Task —
Copy all lines below containing "marker".

Entries from a dataset:
- - -
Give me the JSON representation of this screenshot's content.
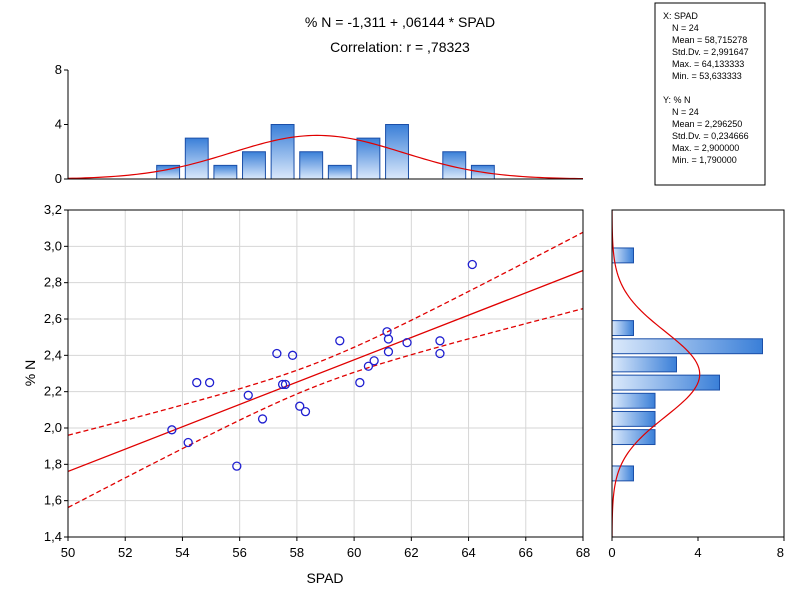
{
  "chart_data": {
    "type": "scatter",
    "title": "% N = -1,311 + ,06144 * SPAD",
    "subtitle": "Correlation: r = ,78323",
    "xlabel": "SPAD",
    "ylabel": "% N",
    "xlim": [
      50,
      68
    ],
    "ylim": [
      1.4,
      3.2
    ],
    "xticks": [
      "50",
      "52",
      "54",
      "56",
      "58",
      "60",
      "62",
      "64",
      "66",
      "68"
    ],
    "yticks": [
      "1,4",
      "1,6",
      "1,8",
      "2,0",
      "2,2",
      "2,4",
      "2,6",
      "2,8",
      "3,0",
      "3,2"
    ],
    "grid": true,
    "colors": {
      "points": "#1f1fd0",
      "fit": "#e00000",
      "bar_fill_light": "#dbe9fb",
      "bar_fill_dark": "#3a7fd8",
      "bar_edge": "#1b4fa8"
    },
    "fit": {
      "intercept": -1.311,
      "slope": 0.06144
    },
    "confidence_band": true,
    "points": [
      {
        "x": 53.63,
        "y": 1.99
      },
      {
        "x": 54.2,
        "y": 1.92
      },
      {
        "x": 54.5,
        "y": 2.25
      },
      {
        "x": 54.95,
        "y": 2.25
      },
      {
        "x": 55.9,
        "y": 1.79
      },
      {
        "x": 56.3,
        "y": 2.18
      },
      {
        "x": 56.8,
        "y": 2.05
      },
      {
        "x": 57.3,
        "y": 2.41
      },
      {
        "x": 57.5,
        "y": 2.24
      },
      {
        "x": 57.6,
        "y": 2.24
      },
      {
        "x": 57.85,
        "y": 2.4
      },
      {
        "x": 58.1,
        "y": 2.12
      },
      {
        "x": 58.3,
        "y": 2.09
      },
      {
        "x": 59.5,
        "y": 2.48
      },
      {
        "x": 60.2,
        "y": 2.25
      },
      {
        "x": 60.5,
        "y": 2.34
      },
      {
        "x": 60.7,
        "y": 2.37
      },
      {
        "x": 61.15,
        "y": 2.53
      },
      {
        "x": 61.2,
        "y": 2.42
      },
      {
        "x": 61.2,
        "y": 2.49
      },
      {
        "x": 61.85,
        "y": 2.47
      },
      {
        "x": 63.0,
        "y": 2.41
      },
      {
        "x": 63.0,
        "y": 2.48
      },
      {
        "x": 64.13,
        "y": 2.9
      }
    ],
    "top_histogram": {
      "ylim": [
        0,
        8
      ],
      "yticks": [
        "0",
        "4",
        "8"
      ],
      "bin_edges": [
        53,
        54,
        55,
        56,
        57,
        58,
        59,
        60,
        61,
        62,
        63,
        64,
        65
      ],
      "counts": [
        1,
        3,
        1,
        2,
        4,
        2,
        1,
        3,
        4,
        0,
        2,
        1
      ],
      "normal_curve": {
        "mean": 58.715278,
        "sd": 2.991647,
        "n": 24,
        "bin_width": 1
      }
    },
    "right_histogram": {
      "xlim": [
        0,
        8
      ],
      "xticks": [
        "0",
        "4",
        "8"
      ],
      "bin_edges": [
        1.7,
        1.8,
        1.9,
        2.0,
        2.1,
        2.2,
        2.3,
        2.4,
        2.5,
        2.6,
        2.7,
        2.8,
        2.9,
        3.0
      ],
      "counts": [
        1,
        0,
        2,
        2,
        2,
        5,
        3,
        7,
        1,
        0,
        0,
        0,
        1
      ],
      "normal_curve": {
        "mean": 2.29625,
        "sd": 0.234666,
        "n": 24,
        "bin_width": 0.1
      }
    },
    "stats_box": [
      "X:  SPAD",
      "N = 24",
      "Mean = 58,715278",
      "Std.Dv. = 2,991647",
      "Max. = 64,133333",
      "Min. = 53,633333",
      "Y:  % N",
      "N = 24",
      "Mean = 2,296250",
      "Std.Dv. = 0,234666",
      "Max. = 2,900000",
      "Min. = 1,790000"
    ]
  }
}
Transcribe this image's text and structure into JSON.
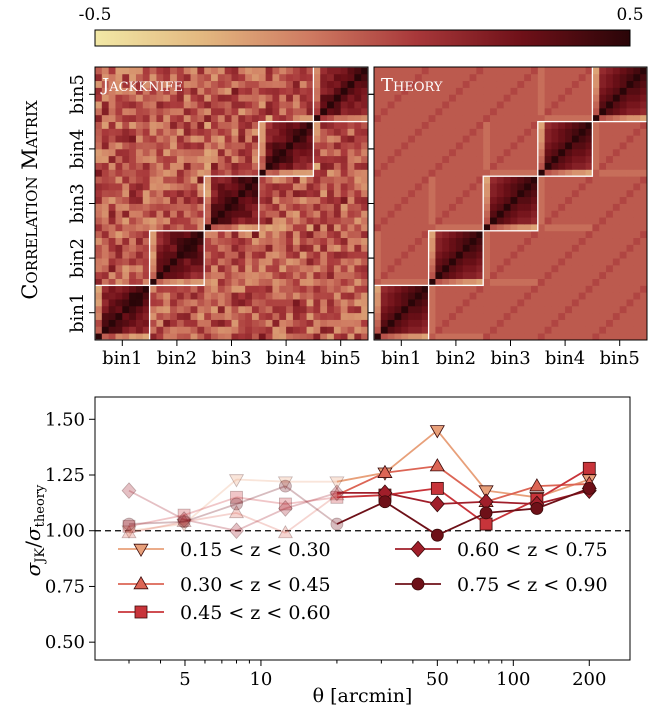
{
  "colorbar": {
    "min_label": "-0.5",
    "max_label": "0.5",
    "vmin": -0.5,
    "vmax": 0.5,
    "colors": [
      "#f2e8a6",
      "#e3b880",
      "#cf7b62",
      "#a8383a",
      "#6e1018",
      "#2a0508"
    ]
  },
  "matrix_panels": {
    "ylabel": "Correlation Matrix",
    "bins": [
      "bin1",
      "bin2",
      "bin3",
      "bin4",
      "bin5"
    ],
    "panels": [
      {
        "title": "Jackknife",
        "style": "noisy"
      },
      {
        "title": "Theory",
        "style": "smooth"
      }
    ]
  },
  "ratio_plot": {
    "ylabel_main": "σ",
    "ylabel_num_sub": "JK",
    "ylabel_den_sub": "theory",
    "xlabel": "θ [arcmin]",
    "yticks": [
      "0.50",
      "0.75",
      "1.00",
      "1.25",
      "1.50"
    ],
    "xticks": [
      "5",
      "10",
      "50",
      "100",
      "200"
    ]
  },
  "chart_data": {
    "type": "line",
    "xscale": "log",
    "xlim": [
      2.2,
      290
    ],
    "ylim": [
      0.42,
      1.6
    ],
    "reference_line": 1.0,
    "legend_placement": "bottom",
    "x": [
      3.0,
      4.96,
      8.0,
      12.5,
      20.0,
      31.0,
      50.0,
      78.0,
      124.0,
      200.0
    ],
    "faded_below_x": 30,
    "series": [
      {
        "name": "0.15 < z < 0.30",
        "marker": "triangle-down",
        "color": "#e8a07a",
        "values": [
          1.0,
          1.03,
          1.23,
          1.22,
          1.22,
          1.26,
          1.45,
          1.18,
          1.15,
          1.23
        ]
      },
      {
        "name": "0.30 < z < 0.45",
        "marker": "triangle-up",
        "color": "#dc6555",
        "values": [
          0.99,
          1.04,
          1.08,
          0.99,
          1.16,
          1.26,
          1.29,
          1.13,
          1.2,
          1.21
        ]
      },
      {
        "name": "0.45 < z < 0.60",
        "marker": "square",
        "color": "#c8343a",
        "values": [
          1.02,
          1.07,
          1.15,
          1.12,
          1.15,
          1.16,
          1.19,
          1.03,
          1.14,
          1.28
        ]
      },
      {
        "name": "0.60 < z < 0.75",
        "marker": "diamond",
        "color": "#a01e2a",
        "values": [
          1.18,
          1.05,
          1.0,
          1.1,
          1.17,
          1.17,
          1.12,
          1.13,
          1.12,
          1.18
        ]
      },
      {
        "name": "0.75 < z < 0.90",
        "marker": "circle",
        "color": "#6e1018",
        "values": [
          1.03,
          1.04,
          1.12,
          1.2,
          1.03,
          1.13,
          0.98,
          1.08,
          1.1,
          1.19
        ]
      }
    ]
  }
}
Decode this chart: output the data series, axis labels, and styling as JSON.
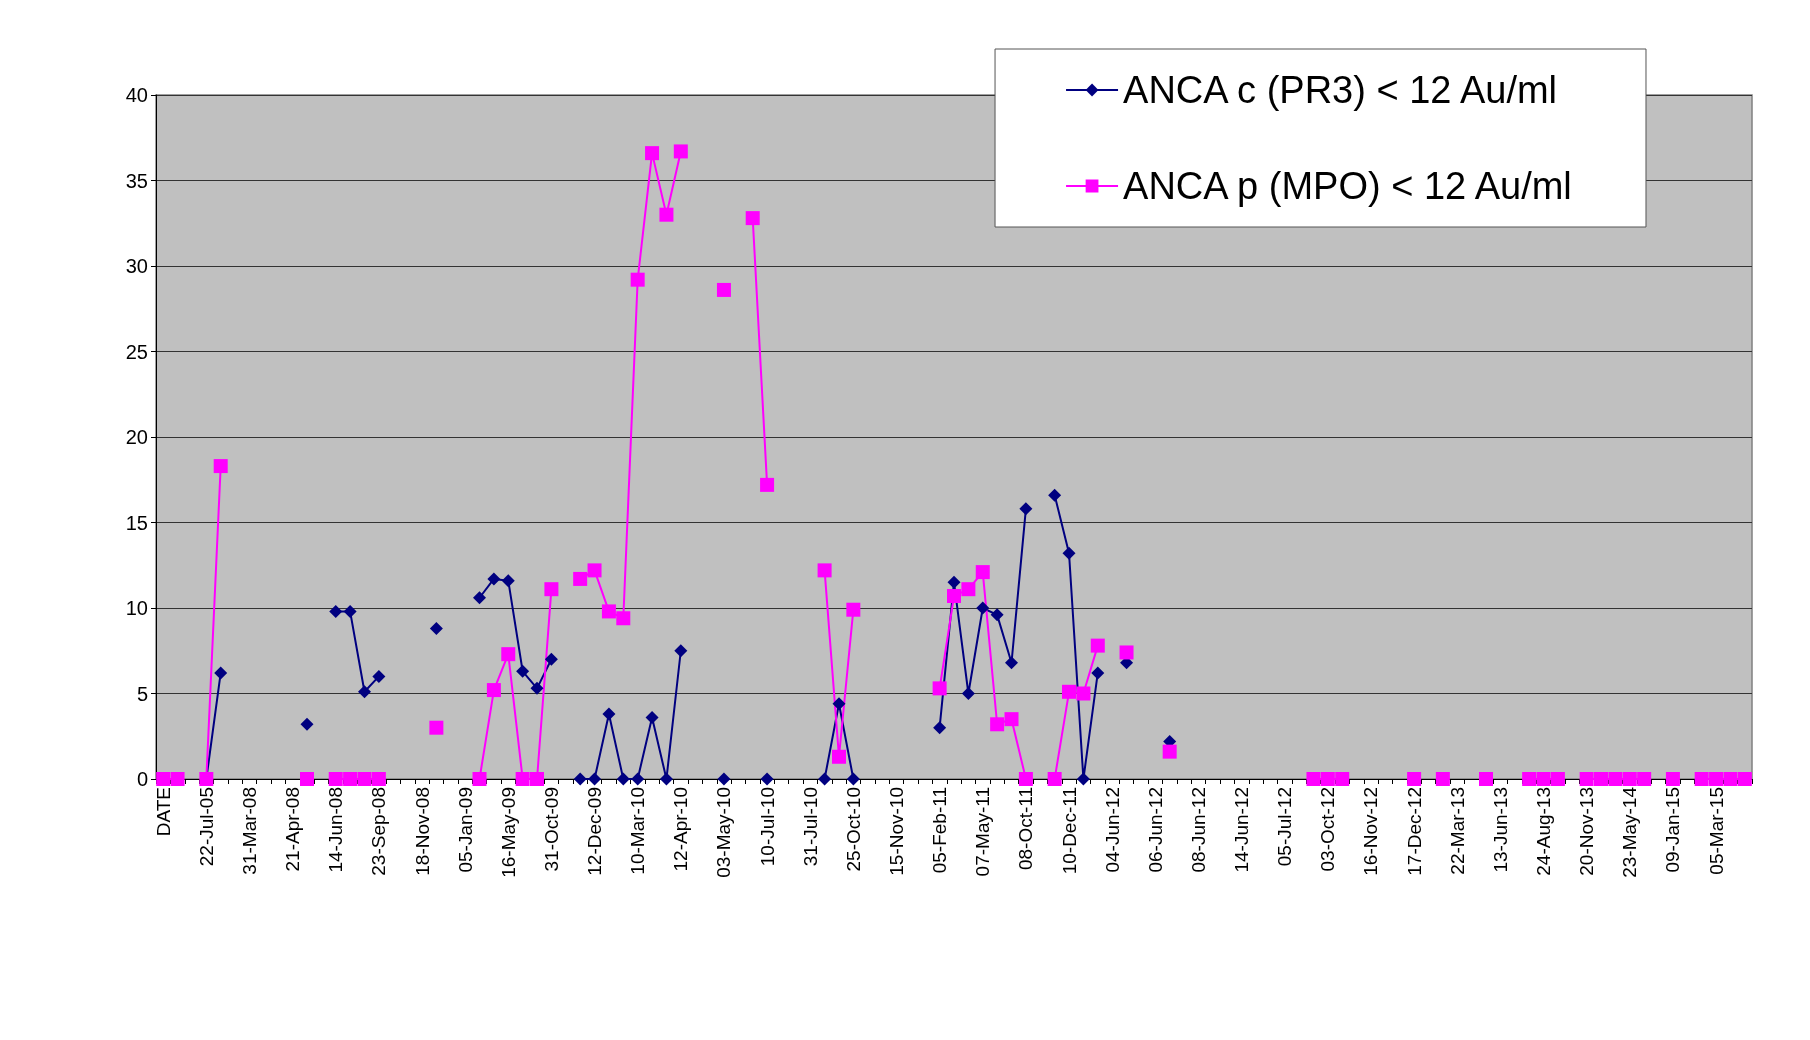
{
  "chart_data": {
    "type": "line",
    "categories": [
      "DATE",
      null,
      null,
      "22-Jul-05",
      null,
      null,
      "31-Mar-08",
      null,
      null,
      "21-Apr-08",
      null,
      null,
      "14-Jun-08",
      null,
      null,
      "23-Sep-08",
      null,
      null,
      "18-Nov-08",
      null,
      null,
      "05-Jan-09",
      null,
      null,
      "16-May-09",
      null,
      null,
      "31-Oct-09",
      null,
      null,
      "12-Dec-09",
      null,
      null,
      "10-Mar-10",
      null,
      null,
      "12-Apr-10",
      null,
      null,
      "03-May-10",
      null,
      null,
      "10-Jul-10",
      null,
      null,
      "31-Jul-10",
      null,
      null,
      "25-Oct-10",
      null,
      null,
      "15-Nov-10",
      null,
      null,
      "05-Feb-11",
      null,
      null,
      "07-May-11",
      null,
      null,
      "08-Oct-11",
      null,
      null,
      "10-Dec-11",
      null,
      null,
      "04-Jun-12",
      null,
      null,
      "06-Jun-12",
      null,
      null,
      "08-Jun-12",
      null,
      null,
      "14-Jun-12",
      null,
      null,
      "05-Jul-12",
      null,
      null,
      "03-Oct-12",
      null,
      null,
      "16-Nov-12",
      null,
      null,
      "17-Dec-12",
      null,
      null,
      "22-Mar-13",
      null,
      null,
      "13-Jun-13",
      null,
      null,
      "24-Aug-13",
      null,
      null,
      "20-Nov-13",
      null,
      null,
      "23-May-14",
      null,
      null,
      "09-Jan-15",
      null,
      null,
      "05-Mar-15",
      null,
      null
    ],
    "series": [
      {
        "name": "ANCA c (PR3) < 12 Au/ml",
        "color": "#000080",
        "marker": "diamond",
        "values": [
          null,
          null,
          null,
          0,
          6.2,
          null,
          null,
          null,
          null,
          null,
          3.2,
          null,
          9.8,
          9.8,
          5.1,
          6.0,
          null,
          null,
          null,
          8.8,
          null,
          null,
          10.6,
          11.7,
          11.6,
          6.3,
          5.3,
          7.0,
          null,
          0,
          0,
          3.8,
          0,
          0,
          3.6,
          0,
          7.5,
          null,
          null,
          0,
          null,
          null,
          0,
          null,
          null,
          null,
          0,
          4.4,
          0,
          null,
          null,
          null,
          null,
          null,
          3.0,
          11.5,
          5.0,
          10.0,
          9.6,
          6.8,
          15.8,
          null,
          16.6,
          13.2,
          0,
          6.2,
          null,
          6.8,
          null,
          null,
          2.2,
          null,
          null,
          null,
          null,
          null,
          null,
          null,
          null,
          null,
          null,
          null,
          null,
          null,
          null,
          null,
          null,
          null,
          null,
          null,
          null,
          null,
          null,
          null,
          null,
          null,
          null,
          null,
          null,
          null,
          null,
          null,
          null,
          null,
          null,
          null,
          null,
          null,
          null,
          null,
          null
        ]
      },
      {
        "name": "ANCA p (MPO) < 12 Au/ml",
        "color": "#ff00ff",
        "marker": "square",
        "values": [
          0,
          0,
          null,
          0,
          18.3,
          null,
          null,
          null,
          null,
          null,
          0,
          null,
          0,
          0,
          0,
          0,
          null,
          null,
          null,
          3.0,
          null,
          null,
          0,
          5.2,
          7.3,
          0,
          0,
          11.1,
          null,
          11.7,
          12.2,
          9.8,
          9.4,
          29.2,
          36.6,
          33.0,
          36.7,
          null,
          null,
          28.6,
          null,
          32.8,
          17.2,
          null,
          null,
          null,
          12.2,
          1.3,
          9.9,
          null,
          null,
          null,
          null,
          null,
          5.3,
          10.7,
          11.1,
          12.1,
          3.2,
          3.5,
          0,
          null,
          0,
          5.1,
          5.0,
          7.8,
          null,
          7.4,
          null,
          null,
          1.6,
          null,
          null,
          null,
          null,
          null,
          null,
          null,
          null,
          null,
          0,
          0,
          0,
          null,
          null,
          null,
          null,
          0,
          null,
          0,
          null,
          null,
          0,
          null,
          null,
          0,
          0,
          0,
          null,
          0,
          0,
          0,
          0,
          0,
          null,
          0,
          null,
          0,
          0,
          0,
          0
        ]
      }
    ],
    "ylim": [
      0,
      40
    ],
    "yticks": [
      0,
      5,
      10,
      15,
      20,
      25,
      30,
      35,
      40
    ],
    "grid": "y",
    "legend": "top right"
  }
}
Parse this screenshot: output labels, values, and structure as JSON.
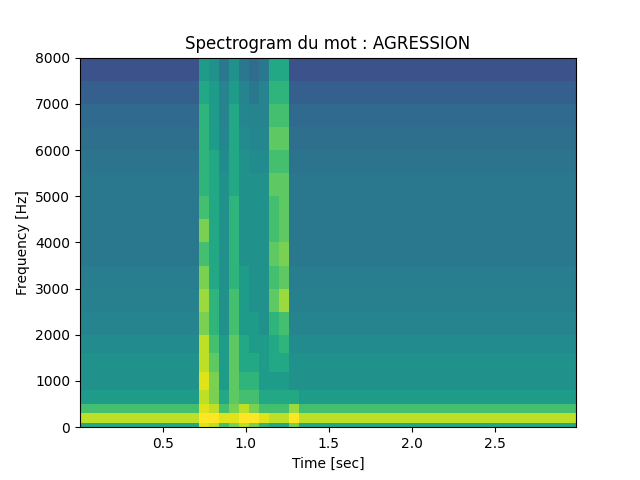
- - -
Solution below —
        "marker": "triangle-down",
        "marker": "triangle-up",
        "marker": "square",
        "marker": "diamond",
        "marker": "circle",
        "marker": "diamond",
        "marker": "square",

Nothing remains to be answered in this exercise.